■ The exercise
Repeat each entry exactly and drop the pictures.

[Dataset excerpts]
>>>
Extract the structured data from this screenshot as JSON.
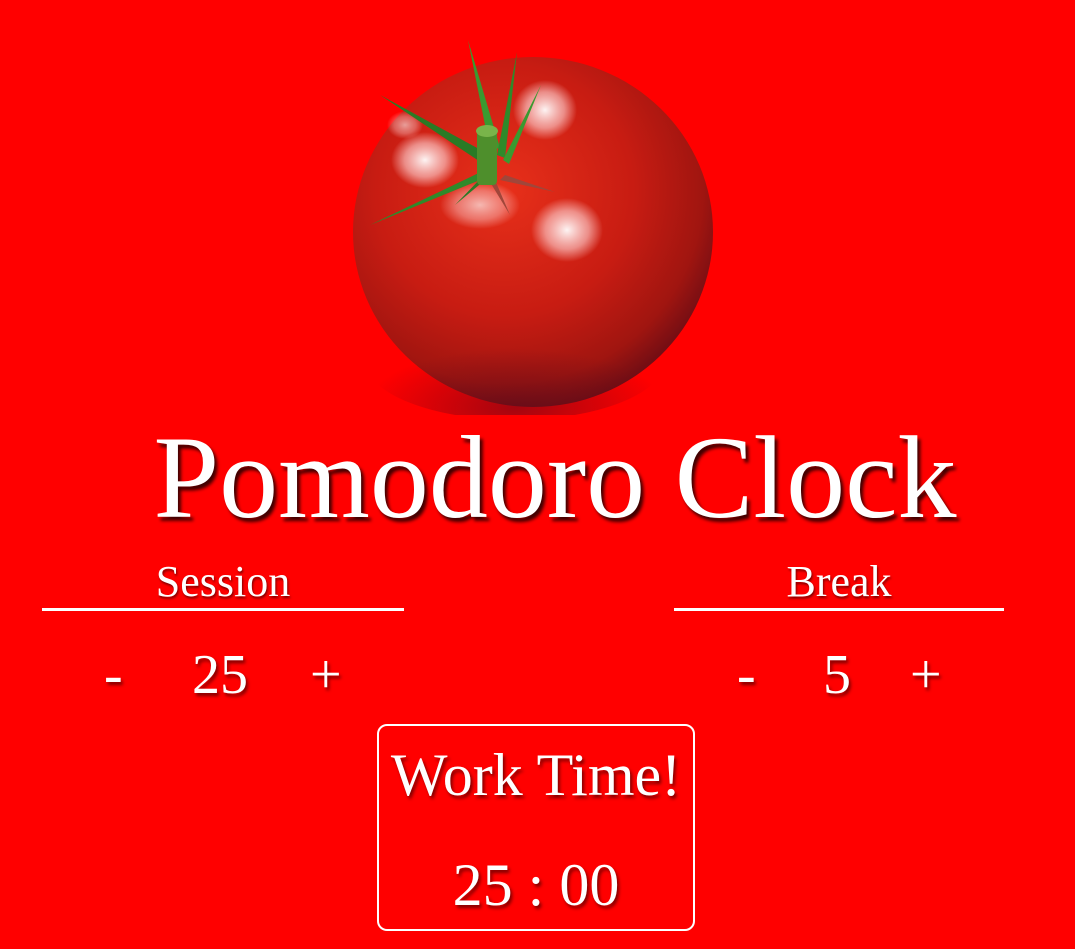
{
  "title": "Pomodoro Clock",
  "session": {
    "label": "Session",
    "decrement": "-",
    "value": "25",
    "increment": "+"
  },
  "break": {
    "label": "Break",
    "decrement": "-",
    "value": "5",
    "increment": "+"
  },
  "timer": {
    "label": "Work Time!",
    "value": "25 : 00"
  },
  "colors": {
    "background": "#ff0000",
    "text": "#ffffff"
  },
  "icons": {
    "logo": "tomato-icon"
  }
}
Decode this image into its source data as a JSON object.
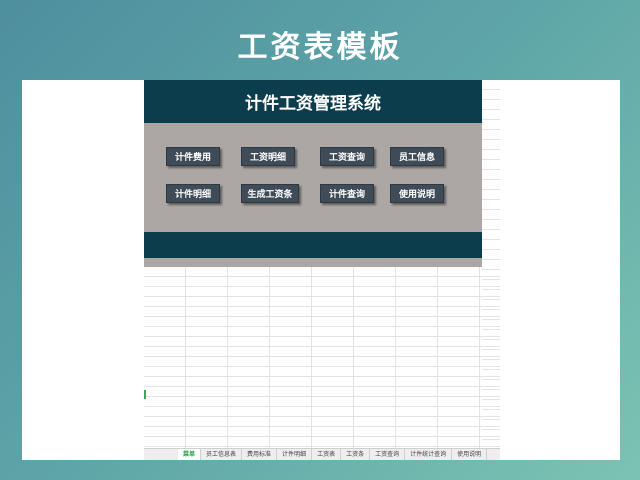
{
  "banner": {
    "title": "工资表模板"
  },
  "panel": {
    "title": "计件工资管理系统",
    "buttons": [
      {
        "label": "计件费用"
      },
      {
        "label": "工资明细"
      },
      {
        "label": "工资查询"
      },
      {
        "label": "员工信息"
      },
      {
        "label": "计件明细"
      },
      {
        "label": "生成工资条"
      },
      {
        "label": "计件查询"
      },
      {
        "label": "使用说明"
      }
    ]
  },
  "tabs": [
    {
      "label": "菜单",
      "active": true
    },
    {
      "label": "员工信息表"
    },
    {
      "label": "费用标准"
    },
    {
      "label": "计件明细"
    },
    {
      "label": "工资表"
    },
    {
      "label": "工资条"
    },
    {
      "label": "工资查询"
    },
    {
      "label": "计件统计查询"
    },
    {
      "label": "使用说明"
    }
  ],
  "colors": {
    "panel_dark": "#0c3d4c",
    "panel_gray": "#aca7a4",
    "button": "#3f4b57",
    "active_tab": "#1e9e3c"
  }
}
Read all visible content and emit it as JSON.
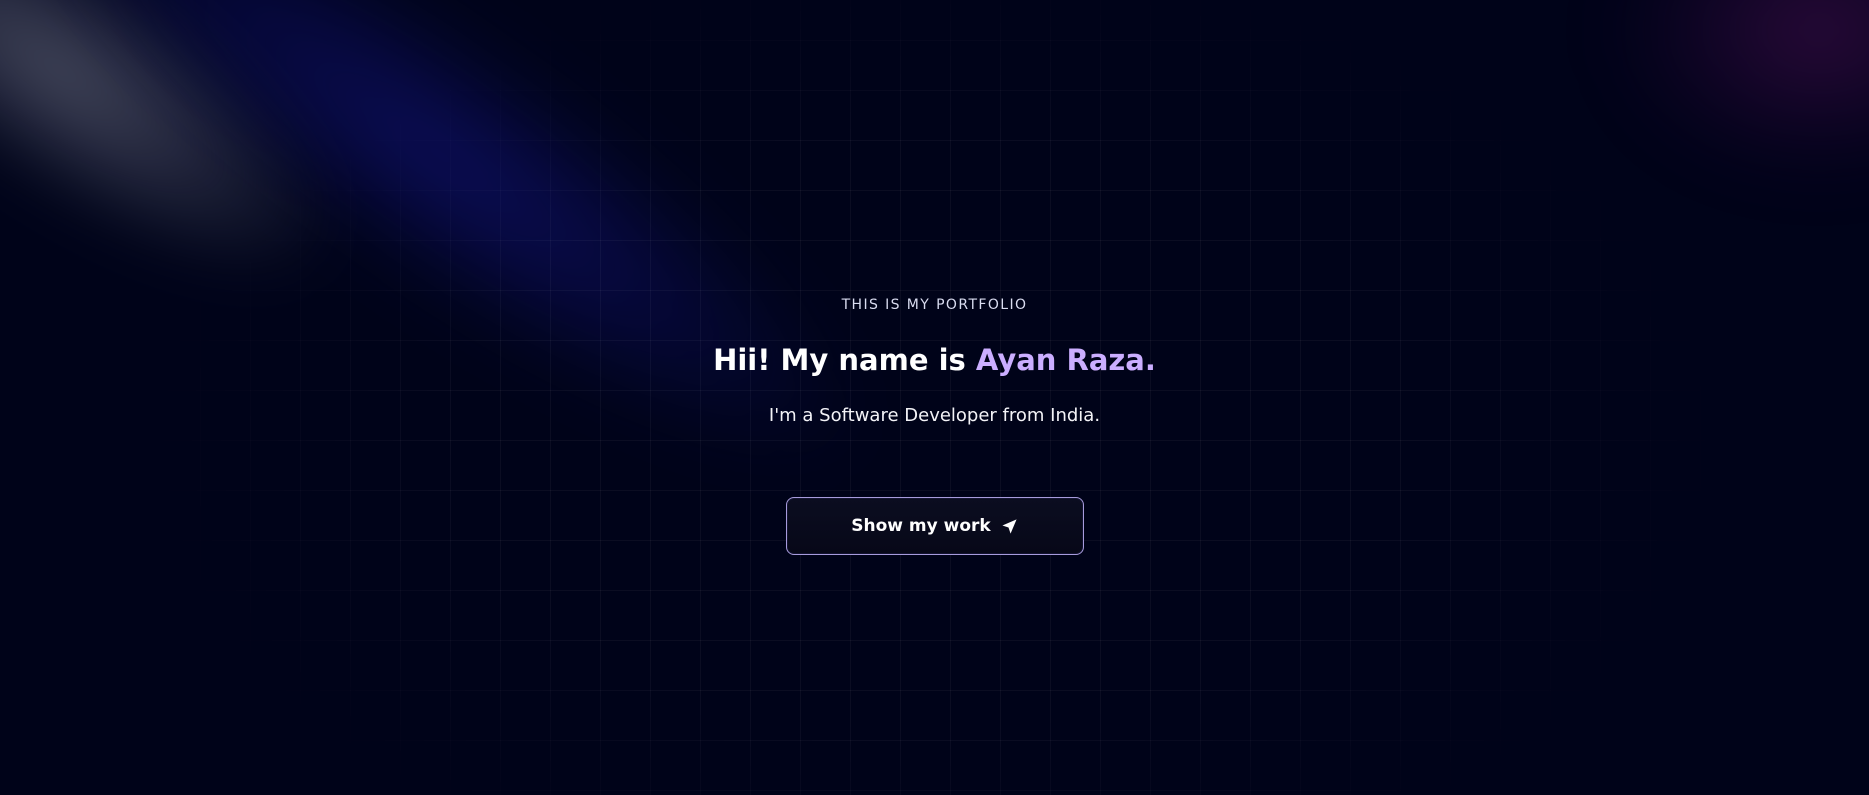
{
  "hero": {
    "eyebrow": "THIS IS MY PORTFOLIO",
    "headline_prefix": "Hii! My name is ",
    "headline_name": "Ayan Raza.",
    "tagline": "I'm a Software Developer from India.",
    "cta_label": "Show my work",
    "cta_icon": "location-arrow-icon"
  },
  "colors": {
    "background": "#000319",
    "accent_name": "#cbaeff",
    "button_border": "#a79bdc"
  }
}
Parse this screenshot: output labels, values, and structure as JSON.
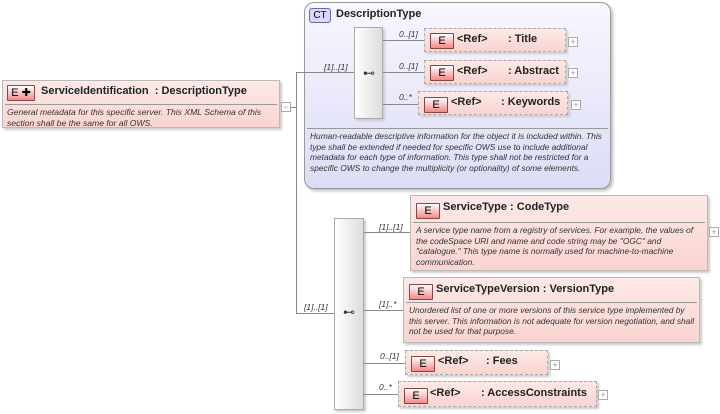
{
  "root": {
    "badge": "E",
    "name": "ServiceIdentification",
    "type": ": DescriptionType",
    "doc": "General metadata for this specific server. This XML Schema of this section shall be the same for all OWS.",
    "collapse": "−"
  },
  "complex_type": {
    "badge": "CT",
    "name": "DescriptionType",
    "cardinality": "[1]..[1]",
    "doc": "Human-readable descriptive information for the object it is included within. This type shall be extended if needed for specific OWS use to include additional metadata for each type of information. This type shall not be restricted for a specific OWS to change the multiplicity (or optionality) of some elements.",
    "children": [
      {
        "badge": "E",
        "ref": "<Ref>",
        "name": ": Title",
        "cardinality": "0..[1]",
        "expand": "+"
      },
      {
        "badge": "E",
        "ref": "<Ref>",
        "name": ": Abstract",
        "cardinality": "0..[1]",
        "expand": "+"
      },
      {
        "badge": "E",
        "ref": "<Ref>",
        "name": ": Keywords",
        "cardinality": "0..*",
        "expand": "+"
      }
    ]
  },
  "sequence2": {
    "cardinality": "[1]..[1]",
    "children": [
      {
        "badge": "E",
        "name": "ServiceType : CodeType",
        "cardinality": "[1]..[1]",
        "doc": "A service type name from a registry of services. For example, the values of the codeSpace URI and name and code string may be \"OGC\" and \"catalogue.\" This type name is normally used for machine-to-machine communication.",
        "expand": "+"
      },
      {
        "badge": "E",
        "name": "ServiceTypeVersion : VersionType",
        "cardinality": "[1]..*",
        "doc": "Unordered list of one or more versions of this service type implemented by this server. This information is not adequate for version negotiation, and shall not be used for that purpose."
      },
      {
        "badge": "E",
        "ref": "<Ref>",
        "name": ": Fees",
        "cardinality": "0..[1]",
        "expand": "+"
      },
      {
        "badge": "E",
        "ref": "<Ref>",
        "name": ": AccessConstraints",
        "cardinality": "0..*",
        "expand": "+"
      }
    ]
  }
}
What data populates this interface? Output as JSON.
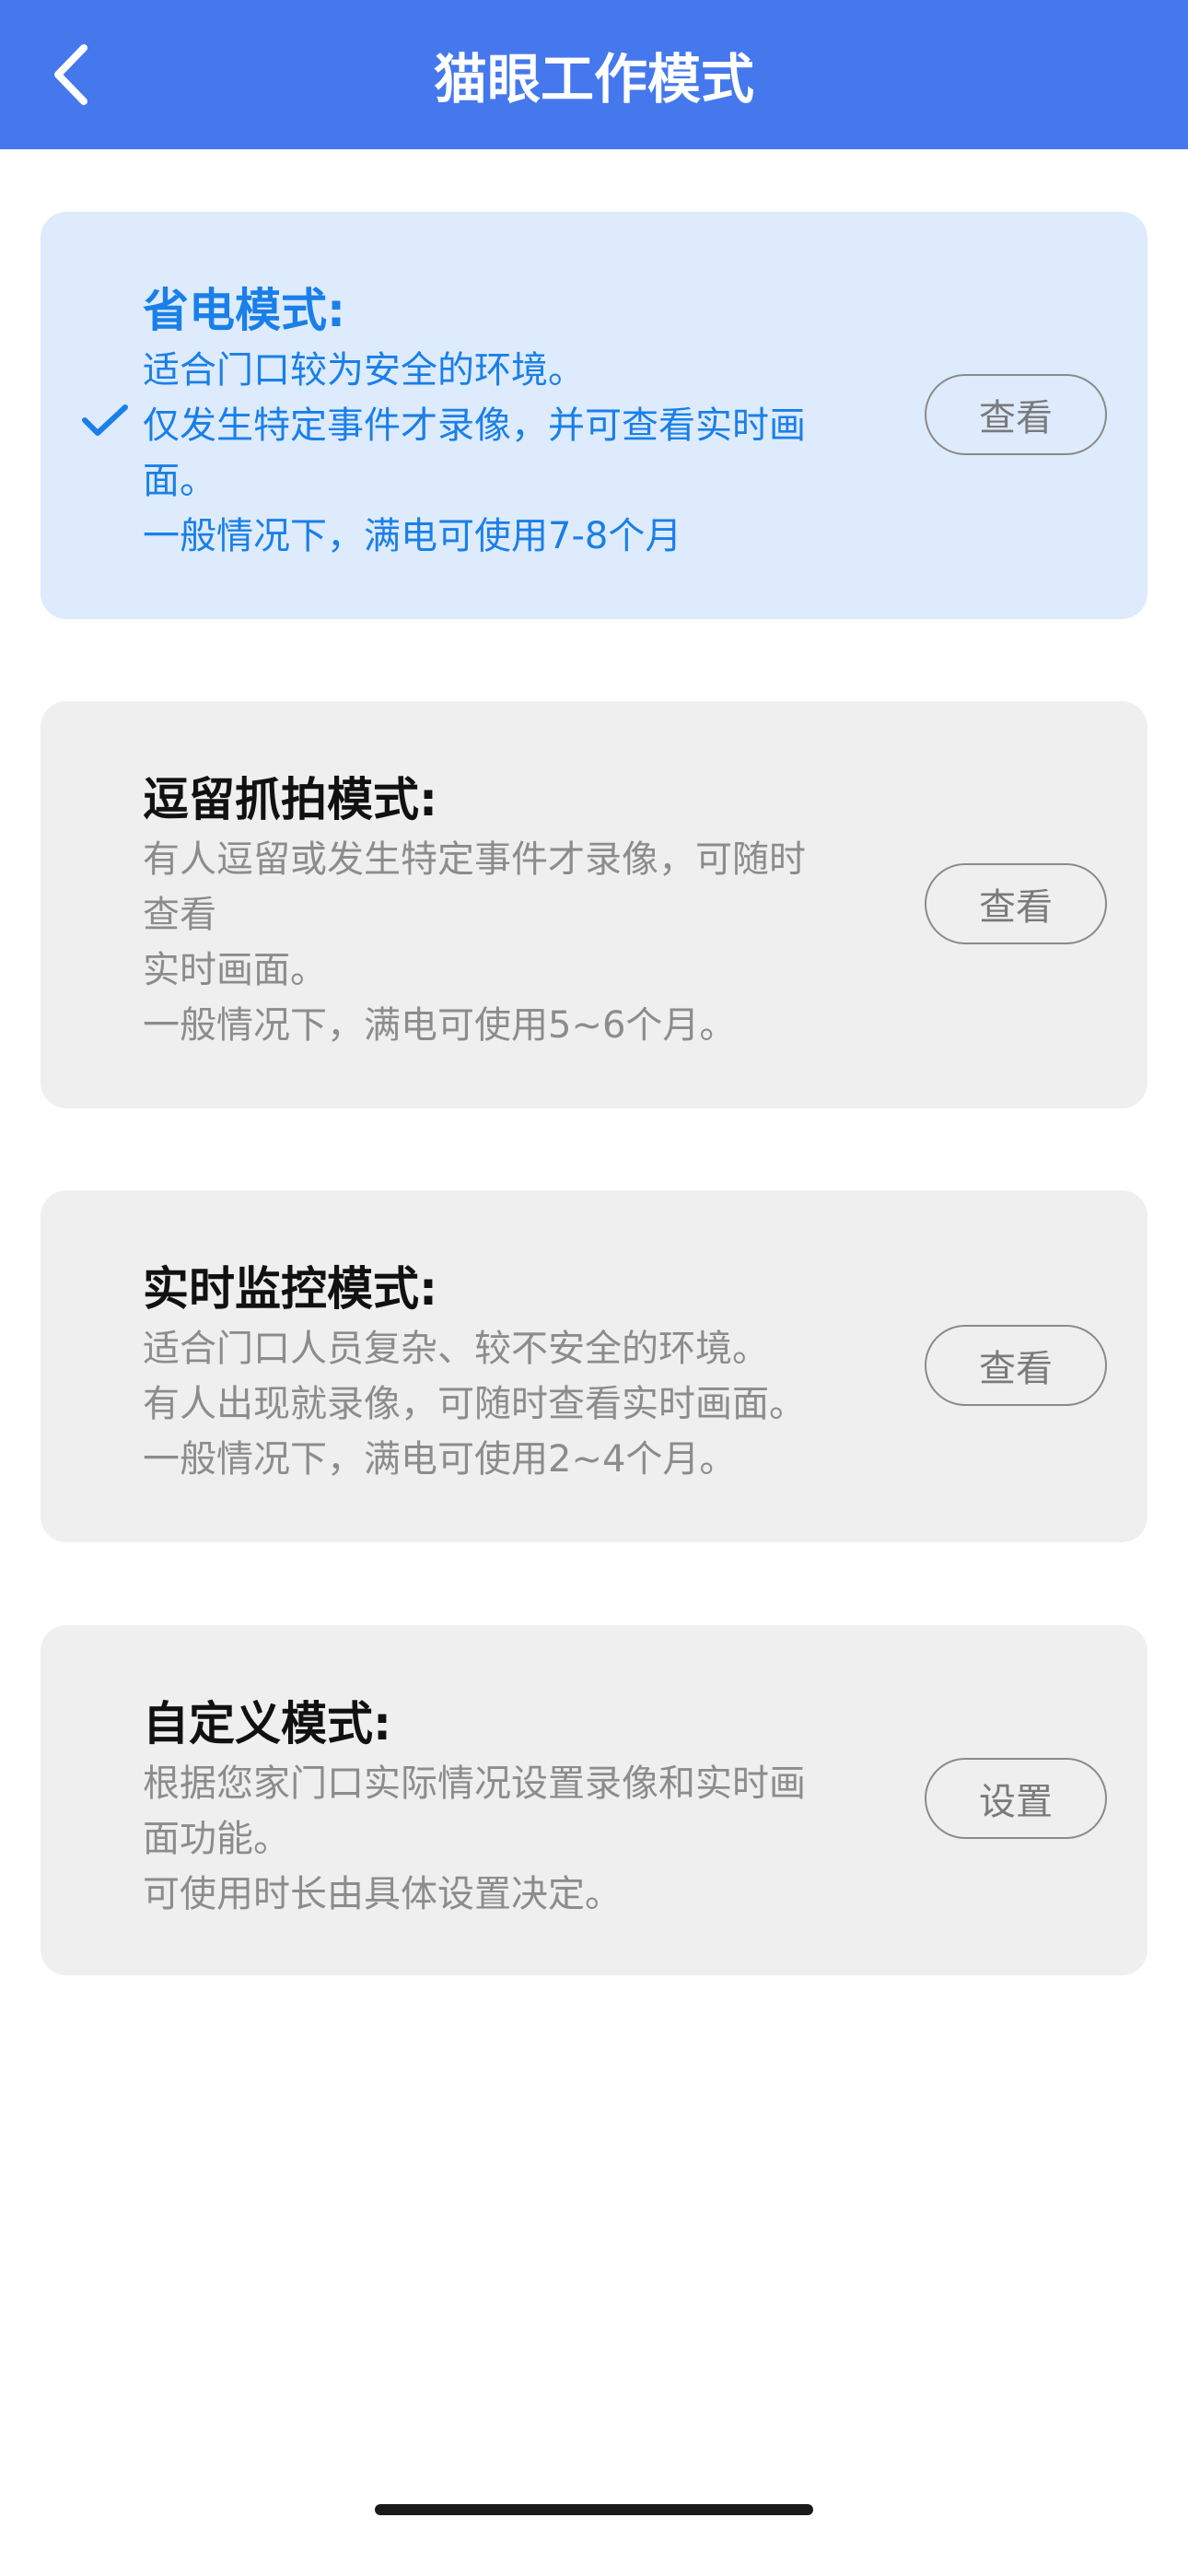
<<<
■ Reply to the task
Extract the structured data from this screenshot as JSON.
{
  "title": "Pomodoro Clock",
  "session": {
    "label": "Session",
    "decrement": "-",
    "value": "25",
    "increment": "+"
  },
  "break": {
    "label": "Break",
    "decrement": "-",
    "value": "5",
    "increment": "+"
  },
  "timer": {
    "label": "Work Time!",
    "value": "25 : 00"
  },
  "colors": {
    "background": "#ff0000",
    "text": "#ffffff"
  },
  "icons": {
    "logo": "tomato-icon"
  }
}
Decode this image into its source data as a JSON object.
{
  "banner": {
    "title": "工资表模板"
  },
  "panel": {
    "title": "计件工资管理系统",
    "buttons": [
      {
        "label": "计件费用"
      },
      {
        "label": "工资明细"
      },
      {
        "label": "工资查询"
      },
      {
        "label": "员工信息"
      },
      {
        "label": "计件明细"
      },
      {
        "label": "生成工资条"
      },
      {
        "label": "计件查询"
      },
      {
        "label": "使用说明"
      }
    ]
  },
  "tabs": [
    {
      "label": "菜单",
      "active": true
    },
    {
      "label": "员工信息表"
    },
    {
      "label": "费用标准"
    },
    {
      "label": "计件明细"
    },
    {
      "label": "工资表"
    },
    {
      "label": "工资条"
    },
    {
      "label": "工资查询"
    },
    {
      "label": "计件统计查询"
    },
    {
      "label": "使用说明"
    }
  ],
  "colors": {
    "panel_dark": "#0c3d4c",
    "panel_gray": "#aca7a4",
    "button": "#3f4b57",
    "active_tab": "#1e9e3c"
  }
}
Read all visible content and emit it as JSON.
{
  "hero": {
    "eyebrow": "THIS IS MY PORTFOLIO",
    "headline_prefix": "Hii! My name is ",
    "headline_name": "Ayan Raza.",
    "tagline": "I'm a Software Developer from India.",
    "cta_label": "Show my work",
    "cta_icon": "location-arrow-icon"
  },
  "colors": {
    "background": "#000319",
    "accent_name": "#cbaeff",
    "button_border": "#a79bdc"
  }
}
Parse this screenshot: output labels, values, and structure as JSON.
{
  "root": {
    "badge": "E",
    "name": "ServiceIdentification",
    "type": ": DescriptionType",
    "doc": "General metadata for this specific server. This XML Schema of this section shall be the same for all OWS.",
    "collapse": "−"
  },
  "complex_type": {
    "badge": "CT",
    "name": "DescriptionType",
    "cardinality": "[1]..[1]",
    "doc": "Human-readable descriptive information for the object it is included within. This type shall be extended if needed for specific OWS use to include additional metadata for each type of information. This type shall not be restricted for a specific OWS to change the multiplicity (or optionality) of some elements.",
    "children": [
      {
        "badge": "E",
        "ref": "<Ref>",
        "name": ": Title",
        "cardinality": "0..[1]",
        "expand": "+"
      },
      {
        "badge": "E",
        "ref": "<Ref>",
        "name": ": Abstract",
        "cardinality": "0..[1]",
        "expand": "+"
      },
      {
        "badge": "E",
        "ref": "<Ref>",
        "name": ": Keywords",
        "cardinality": "0..*",
        "expand": "+"
      }
    ]
  },
  "sequence2": {
    "cardinality": "[1]..[1]",
    "children": [
      {
        "badge": "E",
        "name": "ServiceType : CodeType",
        "cardinality": "[1]..[1]",
        "doc": "A service type name from a registry of services. For example, the values of the codeSpace URI and name and code string may be \"OGC\" and \"catalogue.\" This type name is normally used for machine-to-machine communication.",
        "expand": "+"
      },
      {
        "badge": "E",
        "name": "ServiceTypeVersion : VersionType",
        "cardinality": "[1]..*",
        "doc": "Unordered list of one or more versions of this service type implemented by this server. This information is not adequate for version negotiation, and shall not be used for that purpose."
      },
      {
        "badge": "E",
        "ref": "<Ref>",
        "name": ": Fees",
        "cardinality": "0..[1]",
        "expand": "+"
      },
      {
        "badge": "E",
        "ref": "<Ref>",
        "name": ": AccessConstraints",
        "cardinality": "0..*",
        "expand": "+"
      }
    ]
  }
}
What data populates this interface? Output as JSON.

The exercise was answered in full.